* **EXERCISE INSTRUCTIONS**: In the copy, include every entry exactly but none of the images.

================================

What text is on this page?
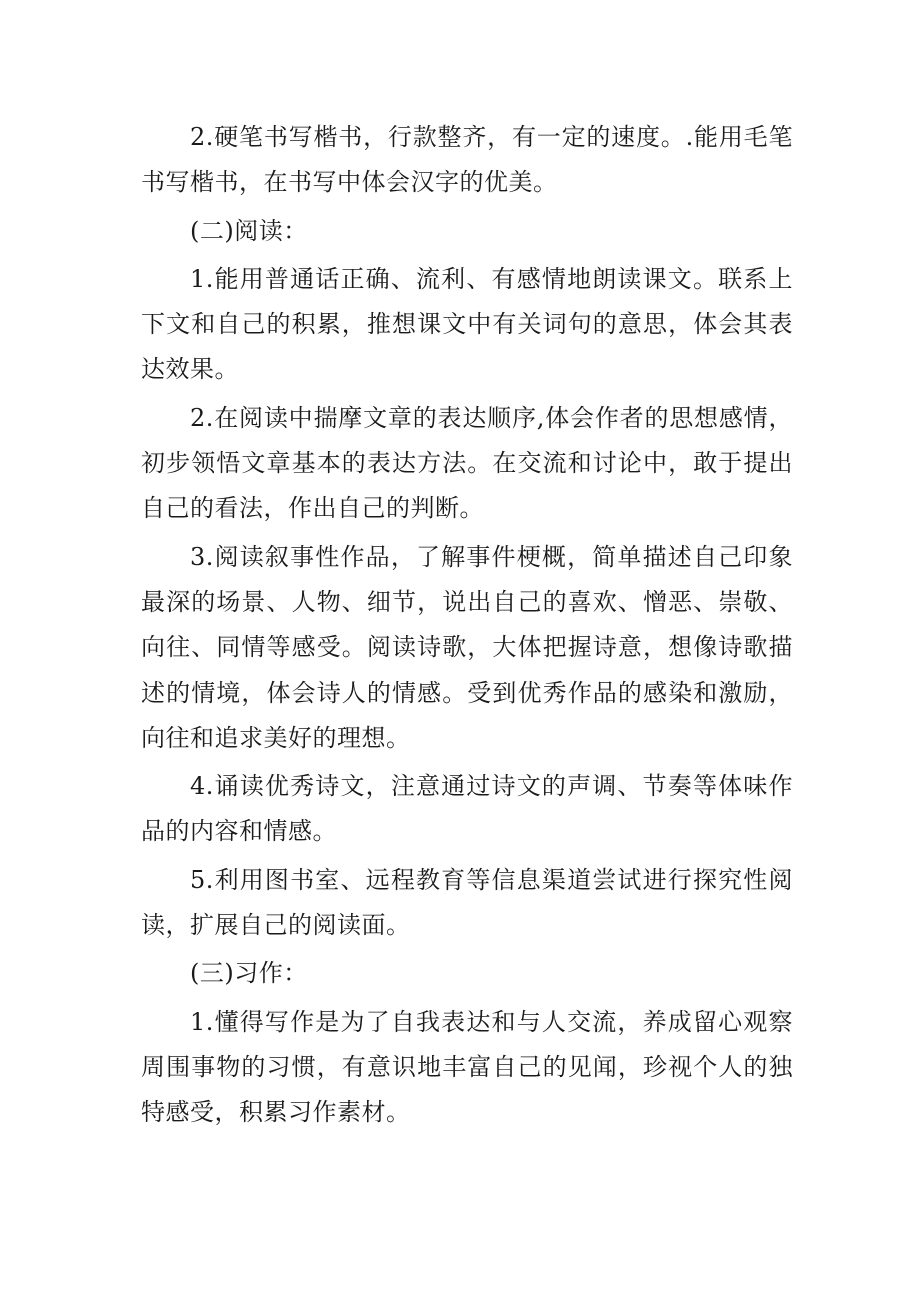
2.硬笔书写楷书，行款整齐，有一定的速度。.能用毛笔书写楷书，在书写中体会汉字的优美。

(二)阅读：

1.能用普通话正确、流利、有感情地朗读课文。联系上下文和自己的积累，推想课文中有关词句的意思，体会其表达效果。

2.在阅读中揣摩文章的表达顺序,体会作者的思想感情，初步领悟文章基本的表达方法。在交流和讨论中，敢于提出自己的看法，作出自己的判断。

3.阅读叙事性作品，了解事件梗概，简单描述自己印象最深的场景、人物、细节，说出自己的喜欢、憎恶、崇敬、向往、同情等感受。阅读诗歌，大体把握诗意，想像诗歌描述的情境，体会诗人的情感。受到优秀作品的感染和激励，向往和追求美好的理想。

4.诵读优秀诗文，注意通过诗文的声调、节奏等体味作品的内容和情感。

5.利用图书室、远程教育等信息渠道尝试进行探究性阅读，扩展自己的阅读面。

(三)习作：

1.懂得写作是为了自我表达和与人交流，养成留心观察周围事物的习惯，有意识地丰富自己的见闻，珍视个人的独特感受，积累习作素材。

================================

* **SOLUTION FOR THIS EXERCISE**:
What text is on this page?
2.硬笔书写楷书，行款整齐，有一定的速度。.能用毛笔书写楷书，在书写中体会汉字的优美。

(二)阅读：

1.能用普通话正确、流利、有感情地朗读课文。联系上下文和自己的积累，推想课文中有关词句的意思，体会其表达效果。

2.在阅读中揣摩文章的表达顺序,体会作者的思想感情，初步领悟文章基本的表达方法。在交流和讨论中，敢于提出自己的看法，作出自己的判断。

3.阅读叙事性作品，了解事件梗概，简单描述自己印象最深的场景、人物、细节，说出自己的喜欢、憎恶、崇敬、向往、同情等感受。阅读诗歌，大体把握诗意，想像诗歌描述的情境，体会诗人的情感。受到优秀作品的感染和激励，向往和追求美好的理想。

4.诵读优秀诗文，注意通过诗文的声调、节奏等体味作品的内容和情感。

5.利用图书室、远程教育等信息渠道尝试进行探究性阅读，扩展自己的阅读面。

(三)习作：

1.懂得写作是为了自我表达和与人交流，养成留心观察周围事物的习惯，有意识地丰富自己的见闻，珍视个人的独特感受，积累习作素材。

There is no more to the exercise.